--- begin Dataset ---
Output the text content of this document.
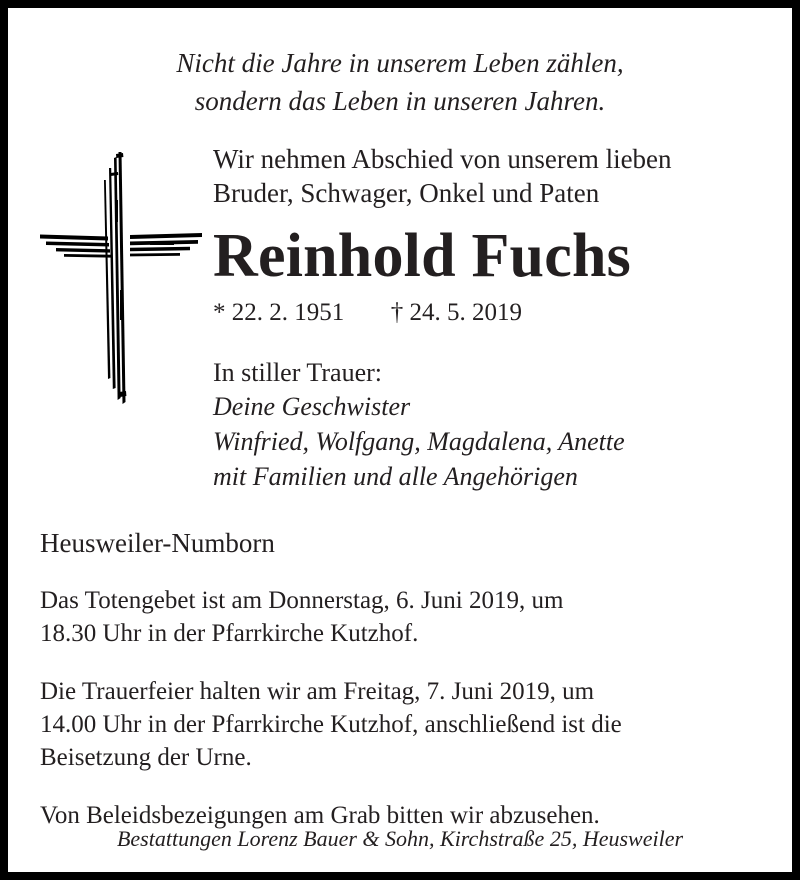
Nicht die Jahre in unserem Leben zählen,
sondern das Leben in unseren Jahren.
Wir nehmen Abschied von unserem lieben
Bruder, Schwager, Onkel und Paten
Reinhold Fuchs
* 22. 2. 1951 † 24. 5. 2019
In stiller Trauer:
Deine Geschwister
Winfried, Wolfgang, Magdalena, Anette
mit Familien und alle Angehörigen
Heusweiler-Numborn
Das Totengebet ist am Donnerstag, 6. Juni 2019, um
18.30 Uhr in der Pfarrkirche Kutzhof.
Die Trauerfeier halten wir am Freitag, 7. Juni 2019, um
14.00 Uhr in der Pfarrkirche Kutzhof, anschließend ist die
Beisetzung der Urne.
Von Beleidsbezeigungen am Grab bitten wir abzusehen.
Bestattungen Lorenz Bauer & Sohn, Kirchstraße 25, Heusweiler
--- end Dataset ---
• [Task objective]:
Reproduce all of the data exactly; the pictures do not belong in the copy.

• [Complete answer]:
Output the text content of this document.
Nicht die Jahre in unserem Leben zählen,
sondern das Leben in unseren Jahren.
Wir nehmen Abschied von unserem lieben
Bruder, Schwager, Onkel und Paten
Reinhold Fuchs
* 22. 2. 1951 † 24. 5. 2019
In stiller Trauer:
Deine Geschwister
Winfried, Wolfgang, Magdalena, Anette
mit Familien und alle Angehörigen
Heusweiler-Numborn
Das Totengebet ist am Donnerstag, 6. Juni 2019, um
18.30 Uhr in der Pfarrkirche Kutzhof.
Die Trauerfeier halten wir am Freitag, 7. Juni 2019, um
14.00 Uhr in der Pfarrkirche Kutzhof, anschließend ist die
Beisetzung der Urne.
Von Beleidsbezeigungen am Grab bitten wir abzusehen.
Bestattungen Lorenz Bauer & Sohn, Kirchstraße 25, Heusweiler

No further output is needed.